(Rows from a figure dataset)
•••
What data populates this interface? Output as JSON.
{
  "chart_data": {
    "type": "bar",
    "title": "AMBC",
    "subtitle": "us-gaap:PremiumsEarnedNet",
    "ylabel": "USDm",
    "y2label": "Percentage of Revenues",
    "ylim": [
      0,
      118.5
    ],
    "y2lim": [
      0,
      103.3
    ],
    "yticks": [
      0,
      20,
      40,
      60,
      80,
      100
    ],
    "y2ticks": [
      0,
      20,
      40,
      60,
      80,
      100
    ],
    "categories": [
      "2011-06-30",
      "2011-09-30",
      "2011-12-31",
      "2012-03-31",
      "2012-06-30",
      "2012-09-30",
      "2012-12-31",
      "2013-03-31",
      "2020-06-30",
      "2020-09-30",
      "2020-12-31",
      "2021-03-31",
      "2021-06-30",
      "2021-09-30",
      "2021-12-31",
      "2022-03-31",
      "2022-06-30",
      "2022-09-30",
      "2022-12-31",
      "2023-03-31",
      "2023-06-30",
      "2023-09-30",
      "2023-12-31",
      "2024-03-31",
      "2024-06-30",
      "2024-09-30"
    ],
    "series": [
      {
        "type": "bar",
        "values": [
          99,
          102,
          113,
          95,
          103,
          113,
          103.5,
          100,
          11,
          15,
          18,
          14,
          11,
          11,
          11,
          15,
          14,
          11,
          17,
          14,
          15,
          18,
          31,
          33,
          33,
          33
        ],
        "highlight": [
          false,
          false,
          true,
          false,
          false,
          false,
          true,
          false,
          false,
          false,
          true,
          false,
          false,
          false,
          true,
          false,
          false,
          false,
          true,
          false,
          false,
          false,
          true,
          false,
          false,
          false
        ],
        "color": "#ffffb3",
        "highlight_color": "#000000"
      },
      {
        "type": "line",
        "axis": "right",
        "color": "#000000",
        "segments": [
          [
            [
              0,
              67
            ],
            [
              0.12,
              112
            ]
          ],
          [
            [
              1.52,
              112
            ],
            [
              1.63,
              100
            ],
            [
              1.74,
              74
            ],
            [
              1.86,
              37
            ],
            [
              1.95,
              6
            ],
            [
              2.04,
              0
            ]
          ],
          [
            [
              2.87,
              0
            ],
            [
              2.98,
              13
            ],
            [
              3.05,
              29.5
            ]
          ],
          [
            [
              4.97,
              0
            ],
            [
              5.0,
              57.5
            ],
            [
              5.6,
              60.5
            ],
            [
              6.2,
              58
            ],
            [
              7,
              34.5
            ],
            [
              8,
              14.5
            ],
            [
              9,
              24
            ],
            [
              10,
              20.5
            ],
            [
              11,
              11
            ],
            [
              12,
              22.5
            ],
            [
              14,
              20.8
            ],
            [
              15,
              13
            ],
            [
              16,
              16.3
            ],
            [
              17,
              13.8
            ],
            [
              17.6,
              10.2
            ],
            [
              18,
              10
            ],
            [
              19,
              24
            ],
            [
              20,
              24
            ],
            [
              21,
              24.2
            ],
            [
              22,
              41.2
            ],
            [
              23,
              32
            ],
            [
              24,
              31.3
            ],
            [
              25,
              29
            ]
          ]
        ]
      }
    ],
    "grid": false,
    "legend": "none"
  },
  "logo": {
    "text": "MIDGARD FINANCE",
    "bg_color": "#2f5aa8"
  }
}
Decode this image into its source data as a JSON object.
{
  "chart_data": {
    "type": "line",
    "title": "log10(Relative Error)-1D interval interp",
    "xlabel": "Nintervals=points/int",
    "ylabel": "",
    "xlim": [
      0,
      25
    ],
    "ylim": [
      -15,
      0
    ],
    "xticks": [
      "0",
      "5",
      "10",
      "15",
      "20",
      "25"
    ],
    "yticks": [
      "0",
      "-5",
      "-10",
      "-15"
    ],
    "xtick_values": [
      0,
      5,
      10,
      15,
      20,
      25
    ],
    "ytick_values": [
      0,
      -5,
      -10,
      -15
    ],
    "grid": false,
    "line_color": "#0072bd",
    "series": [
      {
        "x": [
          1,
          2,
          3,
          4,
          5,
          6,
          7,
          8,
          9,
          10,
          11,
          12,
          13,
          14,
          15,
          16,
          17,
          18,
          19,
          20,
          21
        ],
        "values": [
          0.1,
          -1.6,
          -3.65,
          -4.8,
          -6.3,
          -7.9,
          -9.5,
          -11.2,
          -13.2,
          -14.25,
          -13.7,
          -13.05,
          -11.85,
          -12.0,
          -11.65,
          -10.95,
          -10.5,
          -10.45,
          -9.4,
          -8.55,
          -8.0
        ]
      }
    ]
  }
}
•••
■ Your goal
Recopy the entries above exactly, with every line included.

■ Full output
What data populates this interface? Output as JSON.
{
  "chart_data": {
    "type": "bar",
    "title": "AMBC",
    "subtitle": "us-gaap:PremiumsEarnedNet",
    "ylabel": "USDm",
    "y2label": "Percentage of Revenues",
    "ylim": [
      0,
      118.5
    ],
    "y2lim": [
      0,
      103.3
    ],
    "yticks": [
      0,
      20,
      40,
      60,
      80,
      100
    ],
    "y2ticks": [
      0,
      20,
      40,
      60,
      80,
      100
    ],
    "categories": [
      "2011-06-30",
      "2011-09-30",
      "2011-12-31",
      "2012-03-31",
      "2012-06-30",
      "2012-09-30",
      "2012-12-31",
      "2013-03-31",
      "2020-06-30",
      "2020-09-30",
      "2020-12-31",
      "2021-03-31",
      "2021-06-30",
      "2021-09-30",
      "2021-12-31",
      "2022-03-31",
      "2022-06-30",
      "2022-09-30",
      "2022-12-31",
      "2023-03-31",
      "2023-06-30",
      "2023-09-30",
      "2023-12-31",
      "2024-03-31",
      "2024-06-30",
      "2024-09-30"
    ],
    "series": [
      {
        "type": "bar",
        "values": [
          99,
          102,
          113,
          95,
          103,
          113,
          103.5,
          100,
          11,
          15,
          18,
          14,
          11,
          11,
          11,
          15,
          14,
          11,
          17,
          14,
          15,
          18,
          31,
          33,
          33,
          33
        ],
        "highlight": [
          false,
          false,
          true,
          false,
          false,
          false,
          true,
          false,
          false,
          false,
          true,
          false,
          false,
          false,
          true,
          false,
          false,
          false,
          true,
          false,
          false,
          false,
          true,
          false,
          false,
          false
        ],
        "color": "#ffffb3",
        "highlight_color": "#000000"
      },
      {
        "type": "line",
        "axis": "right",
        "color": "#000000",
        "segments": [
          [
            [
              0,
              67
            ],
            [
              0.12,
              112
            ]
          ],
          [
            [
              1.52,
              112
            ],
            [
              1.63,
              100
            ],
            [
              1.74,
              74
            ],
            [
              1.86,
              37
            ],
            [
              1.95,
              6
            ],
            [
              2.04,
              0
            ]
          ],
          [
            [
              2.87,
              0
            ],
            [
              2.98,
              13
            ],
            [
              3.05,
              29.5
            ]
          ],
          [
            [
              4.97,
              0
            ],
            [
              5.0,
              57.5
            ],
            [
              5.6,
              60.5
            ],
            [
              6.2,
              58
            ],
            [
              7,
              34.5
            ],
            [
              8,
              14.5
            ],
            [
              9,
              24
            ],
            [
              10,
              20.5
            ],
            [
              11,
              11
            ],
            [
              12,
              22.5
            ],
            [
              14,
              20.8
            ],
            [
              15,
              13
            ],
            [
              16,
              16.3
            ],
            [
              17,
              13.8
            ],
            [
              17.6,
              10.2
            ],
            [
              18,
              10
            ],
            [
              19,
              24
            ],
            [
              20,
              24
            ],
            [
              21,
              24.2
            ],
            [
              22,
              41.2
            ],
            [
              23,
              32
            ],
            [
              24,
              31.3
            ],
            [
              25,
              29
            ]
          ]
        ]
      }
    ],
    "grid": false,
    "legend": "none"
  },
  "logo": {
    "text": "MIDGARD FINANCE",
    "bg_color": "#2f5aa8"
  }
}
Decode this image into its source data as a JSON object.
{
  "chart_data": {
    "type": "line",
    "title": "log10(Relative Error)-1D interval interp",
    "xlabel": "Nintervals=points/int",
    "ylabel": "",
    "xlim": [
      0,
      25
    ],
    "ylim": [
      -15,
      0
    ],
    "xticks": [
      "0",
      "5",
      "10",
      "15",
      "20",
      "25"
    ],
    "yticks": [
      "0",
      "-5",
      "-10",
      "-15"
    ],
    "xtick_values": [
      0,
      5,
      10,
      15,
      20,
      25
    ],
    "ytick_values": [
      0,
      -5,
      -10,
      -15
    ],
    "grid": false,
    "line_color": "#0072bd",
    "series": [
      {
        "x": [
          1,
          2,
          3,
          4,
          5,
          6,
          7,
          8,
          9,
          10,
          11,
          12,
          13,
          14,
          15,
          16,
          17,
          18,
          19,
          20,
          21
        ],
        "values": [
          0.1,
          -1.6,
          -3.65,
          -4.8,
          -6.3,
          -7.9,
          -9.5,
          -11.2,
          -13.2,
          -14.25,
          -13.7,
          -13.05,
          -11.85,
          -12.0,
          -11.65,
          -10.95,
          -10.5,
          -10.45,
          -9.4,
          -8.55,
          -8.0
        ]
      }
    ]
  }
}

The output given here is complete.